### TASK DETAILS
Whenever a line in the data contains "heading", show that line.

Figure collection entries
..............................

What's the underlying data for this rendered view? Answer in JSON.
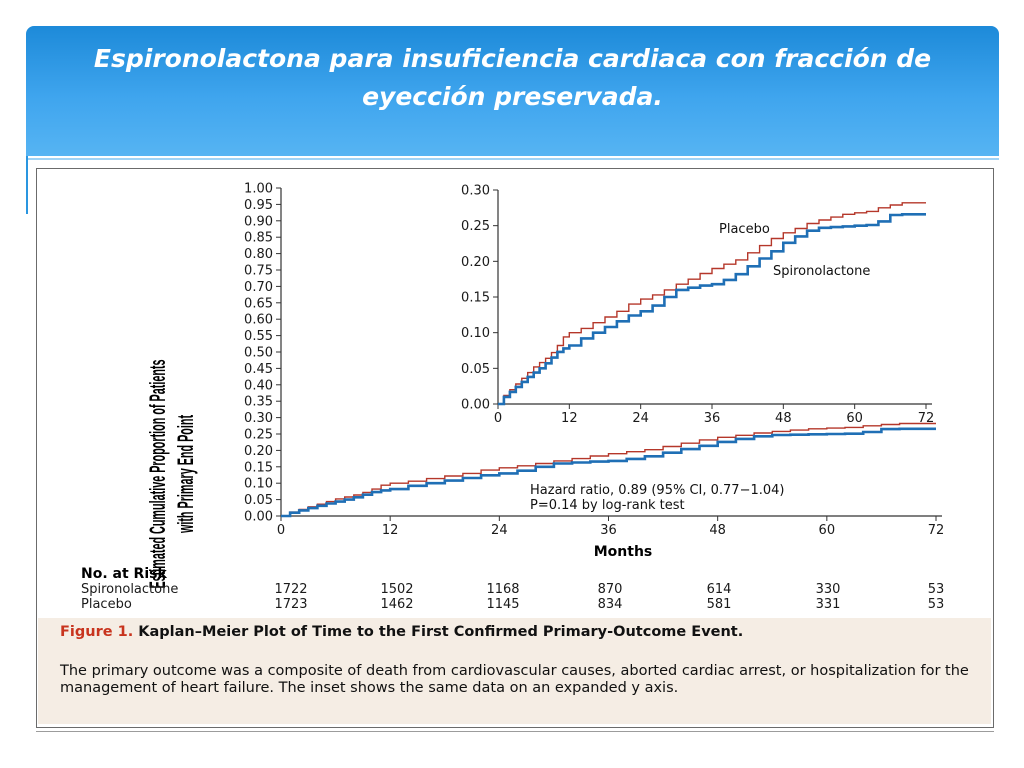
{
  "slide": {
    "title": "Espironolactona para insuficiencia cardiaca con fracción de eyección preservada."
  },
  "chart_data": [
    {
      "type": "line",
      "id": "main",
      "title": "",
      "xlabel": "Months",
      "ylabel_line1": "Estimated Cumulative Proportion of Patients",
      "ylabel_line2": "with Primary End Point",
      "xlim": [
        0,
        72
      ],
      "ylim": [
        0,
        1.0
      ],
      "x_ticks": [
        0,
        12,
        24,
        36,
        48,
        60,
        72
      ],
      "y_ticks": [
        0.0,
        0.05,
        0.1,
        0.15,
        0.2,
        0.25,
        0.3,
        0.35,
        0.4,
        0.45,
        0.5,
        0.55,
        0.6,
        0.65,
        0.7,
        0.75,
        0.8,
        0.85,
        0.9,
        0.95,
        1.0
      ],
      "series": [
        {
          "name": "Placebo",
          "color": "#b5372a",
          "points": [
            [
              0,
              0
            ],
            [
              1,
              0.012
            ],
            [
              2,
              0.02
            ],
            [
              3,
              0.028
            ],
            [
              4,
              0.036
            ],
            [
              5,
              0.044
            ],
            [
              6,
              0.052
            ],
            [
              7,
              0.058
            ],
            [
              8,
              0.064
            ],
            [
              9,
              0.072
            ],
            [
              10,
              0.082
            ],
            [
              11,
              0.094
            ],
            [
              12,
              0.1
            ],
            [
              14,
              0.106
            ],
            [
              16,
              0.114
            ],
            [
              18,
              0.122
            ],
            [
              20,
              0.13
            ],
            [
              22,
              0.14
            ],
            [
              24,
              0.147
            ],
            [
              26,
              0.153
            ],
            [
              28,
              0.16
            ],
            [
              30,
              0.168
            ],
            [
              32,
              0.175
            ],
            [
              34,
              0.183
            ],
            [
              36,
              0.19
            ],
            [
              38,
              0.196
            ],
            [
              40,
              0.202
            ],
            [
              42,
              0.212
            ],
            [
              44,
              0.222
            ],
            [
              46,
              0.232
            ],
            [
              48,
              0.24
            ],
            [
              50,
              0.246
            ],
            [
              52,
              0.253
            ],
            [
              54,
              0.258
            ],
            [
              56,
              0.262
            ],
            [
              58,
              0.266
            ],
            [
              60,
              0.268
            ],
            [
              62,
              0.27
            ],
            [
              64,
              0.275
            ],
            [
              66,
              0.279
            ],
            [
              68,
              0.282
            ],
            [
              70,
              0.282
            ],
            [
              72,
              0.282
            ]
          ]
        },
        {
          "name": "Spironolactone",
          "color": "#1f6fb5",
          "points": [
            [
              0,
              0
            ],
            [
              1,
              0.01
            ],
            [
              2,
              0.017
            ],
            [
              3,
              0.024
            ],
            [
              4,
              0.031
            ],
            [
              5,
              0.038
            ],
            [
              6,
              0.044
            ],
            [
              7,
              0.05
            ],
            [
              8,
              0.057
            ],
            [
              9,
              0.065
            ],
            [
              10,
              0.073
            ],
            [
              11,
              0.078
            ],
            [
              12,
              0.082
            ],
            [
              14,
              0.092
            ],
            [
              16,
              0.1
            ],
            [
              18,
              0.108
            ],
            [
              20,
              0.116
            ],
            [
              22,
              0.124
            ],
            [
              24,
              0.13
            ],
            [
              26,
              0.138
            ],
            [
              28,
              0.15
            ],
            [
              30,
              0.16
            ],
            [
              32,
              0.163
            ],
            [
              34,
              0.166
            ],
            [
              36,
              0.168
            ],
            [
              38,
              0.174
            ],
            [
              40,
              0.182
            ],
            [
              42,
              0.193
            ],
            [
              44,
              0.204
            ],
            [
              46,
              0.214
            ],
            [
              48,
              0.226
            ],
            [
              50,
              0.235
            ],
            [
              52,
              0.243
            ],
            [
              54,
              0.247
            ],
            [
              56,
              0.248
            ],
            [
              58,
              0.249
            ],
            [
              60,
              0.25
            ],
            [
              62,
              0.251
            ],
            [
              64,
              0.256
            ],
            [
              66,
              0.265
            ],
            [
              68,
              0.266
            ],
            [
              70,
              0.266
            ],
            [
              72,
              0.266
            ]
          ]
        }
      ],
      "annotations": {
        "hazard_ratio": "Hazard ratio, 0.89 (95% CI, 0.77−1.04)",
        "p_value": "P=0.14 by log-rank test"
      }
    },
    {
      "type": "line",
      "id": "inset",
      "xlim": [
        0,
        72
      ],
      "ylim": [
        0,
        0.3
      ],
      "x_ticks": [
        0,
        12,
        24,
        36,
        48,
        60,
        72
      ],
      "y_ticks": [
        0.0,
        0.05,
        0.1,
        0.15,
        0.2,
        0.25,
        0.3
      ],
      "series_labels": [
        "Placebo",
        "Spironolactone"
      ]
    }
  ],
  "risk_table": {
    "heading": "No. at Risk",
    "rows": [
      {
        "label": "Spironolactone",
        "values": [
          "1722",
          "1502",
          "1168",
          "870",
          "614",
          "330",
          "53"
        ]
      },
      {
        "label": "Placebo",
        "values": [
          "1723",
          "1462",
          "1145",
          "834",
          "581",
          "331",
          "53"
        ]
      }
    ]
  },
  "caption": {
    "figure_label": "Figure 1.",
    "heading": "Kaplan–Meier Plot of Time to the First Confirmed Primary-Outcome Event.",
    "body": "The primary outcome was a composite of death from cardiovascular causes, aborted cardiac arrest, or hospitalization for the management of heart failure. The inset shows the same data on an expanded y axis."
  }
}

..............................

### EXERCISE SOLUTION
    "heading": "No. at Risk",
    "heading": "Kaplan–Meier Plot of Time to the First Confirmed Primary-Outcome Event.",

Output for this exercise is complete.